**WRITTEN PROBLEM**. Please quote the listing from its opening line through the line that contains "y-tick-label: 60 [39,182,54,199]", including both of those lines.

**PROVIDED DATA**.
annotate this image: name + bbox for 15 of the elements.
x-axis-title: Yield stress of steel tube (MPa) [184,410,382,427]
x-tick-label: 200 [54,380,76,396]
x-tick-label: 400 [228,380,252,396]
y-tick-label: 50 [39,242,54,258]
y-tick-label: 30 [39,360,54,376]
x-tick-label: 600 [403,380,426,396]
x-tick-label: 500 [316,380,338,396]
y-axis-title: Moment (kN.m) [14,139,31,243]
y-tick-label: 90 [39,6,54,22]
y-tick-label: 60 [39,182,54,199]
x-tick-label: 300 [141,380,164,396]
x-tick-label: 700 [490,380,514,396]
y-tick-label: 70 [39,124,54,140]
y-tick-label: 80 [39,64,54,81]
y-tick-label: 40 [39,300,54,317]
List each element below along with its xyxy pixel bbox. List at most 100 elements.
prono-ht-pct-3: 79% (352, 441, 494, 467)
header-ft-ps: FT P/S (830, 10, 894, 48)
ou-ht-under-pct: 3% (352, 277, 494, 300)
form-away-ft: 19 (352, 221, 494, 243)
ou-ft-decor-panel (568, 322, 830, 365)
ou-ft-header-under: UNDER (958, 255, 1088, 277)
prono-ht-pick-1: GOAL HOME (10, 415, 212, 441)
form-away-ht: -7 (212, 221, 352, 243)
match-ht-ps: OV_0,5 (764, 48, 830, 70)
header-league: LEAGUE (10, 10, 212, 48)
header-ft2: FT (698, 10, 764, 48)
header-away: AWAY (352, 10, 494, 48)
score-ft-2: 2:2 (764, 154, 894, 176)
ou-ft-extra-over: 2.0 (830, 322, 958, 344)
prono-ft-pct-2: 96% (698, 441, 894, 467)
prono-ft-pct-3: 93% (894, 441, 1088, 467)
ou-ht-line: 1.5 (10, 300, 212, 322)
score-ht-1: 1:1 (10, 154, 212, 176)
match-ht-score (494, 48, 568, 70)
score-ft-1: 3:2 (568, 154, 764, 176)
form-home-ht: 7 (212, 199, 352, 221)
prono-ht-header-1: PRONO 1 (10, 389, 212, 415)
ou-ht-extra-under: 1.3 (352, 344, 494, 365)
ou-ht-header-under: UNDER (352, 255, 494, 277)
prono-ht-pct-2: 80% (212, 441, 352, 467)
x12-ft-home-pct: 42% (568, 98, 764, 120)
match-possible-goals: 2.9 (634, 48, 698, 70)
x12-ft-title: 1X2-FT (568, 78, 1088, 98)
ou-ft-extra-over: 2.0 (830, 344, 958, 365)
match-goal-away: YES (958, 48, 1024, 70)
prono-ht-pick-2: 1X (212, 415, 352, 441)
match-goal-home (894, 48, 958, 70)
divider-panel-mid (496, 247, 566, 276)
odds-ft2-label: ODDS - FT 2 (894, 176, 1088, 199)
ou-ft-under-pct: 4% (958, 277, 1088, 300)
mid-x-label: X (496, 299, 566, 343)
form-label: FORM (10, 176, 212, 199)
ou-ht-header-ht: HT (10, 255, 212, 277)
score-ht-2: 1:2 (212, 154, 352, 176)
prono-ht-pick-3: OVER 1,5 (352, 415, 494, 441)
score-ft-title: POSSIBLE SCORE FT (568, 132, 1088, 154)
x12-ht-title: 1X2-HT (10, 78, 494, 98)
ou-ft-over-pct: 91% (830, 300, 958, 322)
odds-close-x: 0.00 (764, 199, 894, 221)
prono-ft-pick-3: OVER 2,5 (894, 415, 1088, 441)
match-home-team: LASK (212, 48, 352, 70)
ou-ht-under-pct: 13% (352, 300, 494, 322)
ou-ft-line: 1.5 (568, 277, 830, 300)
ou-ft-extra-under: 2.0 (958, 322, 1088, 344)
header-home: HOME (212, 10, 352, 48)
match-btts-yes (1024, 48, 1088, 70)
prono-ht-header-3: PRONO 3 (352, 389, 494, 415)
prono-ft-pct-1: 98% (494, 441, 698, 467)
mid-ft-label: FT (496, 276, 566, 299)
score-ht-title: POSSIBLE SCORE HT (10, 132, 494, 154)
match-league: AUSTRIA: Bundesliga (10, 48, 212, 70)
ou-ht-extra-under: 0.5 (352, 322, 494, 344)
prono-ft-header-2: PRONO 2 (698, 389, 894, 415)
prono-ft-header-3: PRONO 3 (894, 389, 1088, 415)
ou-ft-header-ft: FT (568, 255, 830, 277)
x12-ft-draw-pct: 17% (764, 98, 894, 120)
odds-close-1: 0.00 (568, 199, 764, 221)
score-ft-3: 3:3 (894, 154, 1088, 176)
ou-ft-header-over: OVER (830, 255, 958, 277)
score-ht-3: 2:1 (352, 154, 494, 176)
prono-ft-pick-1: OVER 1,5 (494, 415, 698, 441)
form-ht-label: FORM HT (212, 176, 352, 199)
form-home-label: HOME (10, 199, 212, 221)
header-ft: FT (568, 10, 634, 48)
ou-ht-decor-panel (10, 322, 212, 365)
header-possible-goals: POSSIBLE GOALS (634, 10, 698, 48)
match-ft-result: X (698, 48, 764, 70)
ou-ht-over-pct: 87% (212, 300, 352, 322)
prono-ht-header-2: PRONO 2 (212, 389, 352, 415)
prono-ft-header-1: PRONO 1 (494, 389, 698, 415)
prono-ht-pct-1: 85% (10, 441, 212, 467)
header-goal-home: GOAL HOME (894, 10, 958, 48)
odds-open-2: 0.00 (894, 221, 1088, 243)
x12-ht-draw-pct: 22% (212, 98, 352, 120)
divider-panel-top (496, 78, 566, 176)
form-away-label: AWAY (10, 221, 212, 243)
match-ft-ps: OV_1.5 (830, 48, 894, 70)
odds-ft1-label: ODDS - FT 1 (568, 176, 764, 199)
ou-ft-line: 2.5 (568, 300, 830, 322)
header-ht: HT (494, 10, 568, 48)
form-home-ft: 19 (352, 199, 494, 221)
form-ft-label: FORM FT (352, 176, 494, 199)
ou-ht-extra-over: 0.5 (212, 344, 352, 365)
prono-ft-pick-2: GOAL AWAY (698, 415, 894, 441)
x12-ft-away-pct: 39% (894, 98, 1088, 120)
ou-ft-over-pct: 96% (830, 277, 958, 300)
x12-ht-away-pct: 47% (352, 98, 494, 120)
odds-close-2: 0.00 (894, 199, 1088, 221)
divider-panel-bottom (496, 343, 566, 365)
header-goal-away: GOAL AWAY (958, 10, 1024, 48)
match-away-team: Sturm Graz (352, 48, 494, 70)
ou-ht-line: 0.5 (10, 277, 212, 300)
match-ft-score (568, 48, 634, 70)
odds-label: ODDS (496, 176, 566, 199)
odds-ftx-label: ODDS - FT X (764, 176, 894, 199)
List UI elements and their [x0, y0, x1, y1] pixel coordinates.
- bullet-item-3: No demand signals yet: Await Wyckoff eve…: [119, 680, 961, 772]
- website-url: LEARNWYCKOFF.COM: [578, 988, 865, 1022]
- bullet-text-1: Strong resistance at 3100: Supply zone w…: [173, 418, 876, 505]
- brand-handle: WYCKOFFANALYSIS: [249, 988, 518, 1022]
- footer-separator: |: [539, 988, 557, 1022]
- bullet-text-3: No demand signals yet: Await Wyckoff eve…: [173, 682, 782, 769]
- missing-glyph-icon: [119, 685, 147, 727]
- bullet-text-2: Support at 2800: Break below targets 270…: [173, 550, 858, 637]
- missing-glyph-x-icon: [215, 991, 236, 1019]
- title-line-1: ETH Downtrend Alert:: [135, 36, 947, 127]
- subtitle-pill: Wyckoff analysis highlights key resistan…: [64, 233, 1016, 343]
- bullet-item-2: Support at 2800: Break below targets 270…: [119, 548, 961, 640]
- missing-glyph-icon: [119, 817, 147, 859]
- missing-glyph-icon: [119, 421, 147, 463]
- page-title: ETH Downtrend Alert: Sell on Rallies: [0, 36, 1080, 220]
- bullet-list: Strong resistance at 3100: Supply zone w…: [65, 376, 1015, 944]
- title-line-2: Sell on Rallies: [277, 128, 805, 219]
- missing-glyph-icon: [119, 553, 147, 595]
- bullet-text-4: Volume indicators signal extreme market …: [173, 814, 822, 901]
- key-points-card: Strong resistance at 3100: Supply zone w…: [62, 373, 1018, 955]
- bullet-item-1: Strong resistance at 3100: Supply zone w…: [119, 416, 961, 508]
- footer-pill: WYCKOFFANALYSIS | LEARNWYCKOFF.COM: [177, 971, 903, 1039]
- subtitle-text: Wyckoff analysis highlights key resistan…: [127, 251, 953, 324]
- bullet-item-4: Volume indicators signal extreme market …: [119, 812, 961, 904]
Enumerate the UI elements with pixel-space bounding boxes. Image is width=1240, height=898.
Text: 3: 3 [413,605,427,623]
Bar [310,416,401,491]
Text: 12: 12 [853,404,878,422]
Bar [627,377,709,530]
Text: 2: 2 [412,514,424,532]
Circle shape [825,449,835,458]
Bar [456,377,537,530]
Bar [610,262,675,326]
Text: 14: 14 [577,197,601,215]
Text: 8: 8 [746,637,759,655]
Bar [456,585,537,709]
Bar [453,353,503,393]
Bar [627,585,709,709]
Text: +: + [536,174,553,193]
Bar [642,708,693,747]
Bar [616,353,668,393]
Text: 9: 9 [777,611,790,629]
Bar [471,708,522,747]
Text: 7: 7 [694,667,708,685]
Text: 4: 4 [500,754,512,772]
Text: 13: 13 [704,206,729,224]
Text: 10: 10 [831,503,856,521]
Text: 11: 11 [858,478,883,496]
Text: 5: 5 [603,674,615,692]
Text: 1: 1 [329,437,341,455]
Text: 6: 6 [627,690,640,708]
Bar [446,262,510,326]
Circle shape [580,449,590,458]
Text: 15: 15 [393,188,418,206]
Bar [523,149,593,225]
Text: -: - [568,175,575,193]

**WORKED SOLUTION**.
annotate this image: name + bbox for 15 of the elements.
x-axis-title: Yield stress of steel tube (MPa) [184,410,382,427]
x-tick-label: 200 [54,380,76,396]
x-tick-label: 400 [228,380,252,396]
y-tick-label: 50 [39,242,54,258]
y-tick-label: 30 [39,360,54,376]
x-tick-label: 600 [403,380,426,396]
x-tick-label: 500 [316,380,338,396]
y-axis-title: Moment (kN.m) [14,139,31,243]
y-tick-label: 90 [39,6,54,22]
y-tick-label: 60 [39,182,54,199]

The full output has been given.